Leave out the pictures and copy everything else in the entries exactly.

- [DATA PROVIDED]:
────────
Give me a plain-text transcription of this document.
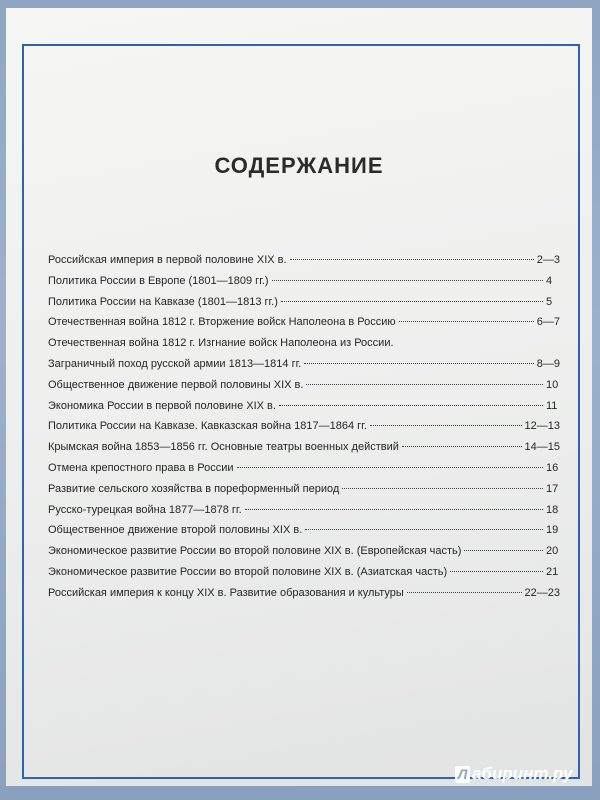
СОДЕРЖАНИЕ
Российская империя в первой половине XIX в.	2—3
Политика России в Европе (1801—1809 гг.)	4
Политика России на Кавказе (1801—1813 гг.)	5
Отечественная война 1812 г. Вторжение войск Наполеона в Россию	6—7
Отечественная война 1812 г. Изгнание войск Наполеона из России.
Заграничный поход русской армии 1813—1814 гг.	8—9
Общественное движение первой половины XIX в.	10
Экономика России в первой половине XIX в.	11
Политика России на Кавказе. Кавказская война 1817—1864 гг.	12—13
Крымская война 1853—1856 гг. Основные театры военных действий	14—15
Отмена крепостного права в России	16
Развитие сельского хозяйства в пореформенный период	17
Русско-турецкая война 1877—1878 гг.	18
Общественное движение второй половины XIX в.	19
Экономическое развитие России во второй половине XIX в. (Европейская часть)	20
Экономическое развитие России во второй половине XIX в. (Азиатская часть)	21
Российская империя к концу XIX в. Развитие образования и культуры	22—23
Л абиринт.ру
────────
- [EXPECTED OUTPUT]:
Give me a plain-text transcription of this document.
СОДЕРЖАНИЕ
Российская империя в первой половине XIX в.	2—3
Политика России в Европе (1801—1809 гг.)	4
Политика России на Кавказе (1801—1813 гг.)	5
Отечественная война 1812 г. Вторжение войск Наполеона в Россию	6—7
Отечественная война 1812 г. Изгнание войск Наполеона из России.
Заграничный поход русской армии 1813—1814 гг.	8—9
Общественное движение первой половины XIX в.	10
Экономика России в первой половине XIX в.	11
Политика России на Кавказе. Кавказская война 1817—1864 гг.	12—13
Крымская война 1853—1856 гг. Основные театры военных действий	14—15
Отмена крепостного права в России	16
Развитие сельского хозяйства в пореформенный период	17
Русско-турецкая война 1877—1878 гг.	18
Общественное движение второй половины XIX в.	19
Экономическое развитие России во второй половине XIX в. (Европейская часть)	20
Экономическое развитие России во второй половине XIX в. (Азиатская часть)	21
Российская империя к концу XIX в. Развитие образования и культуры	22—23
Л абиринт.ру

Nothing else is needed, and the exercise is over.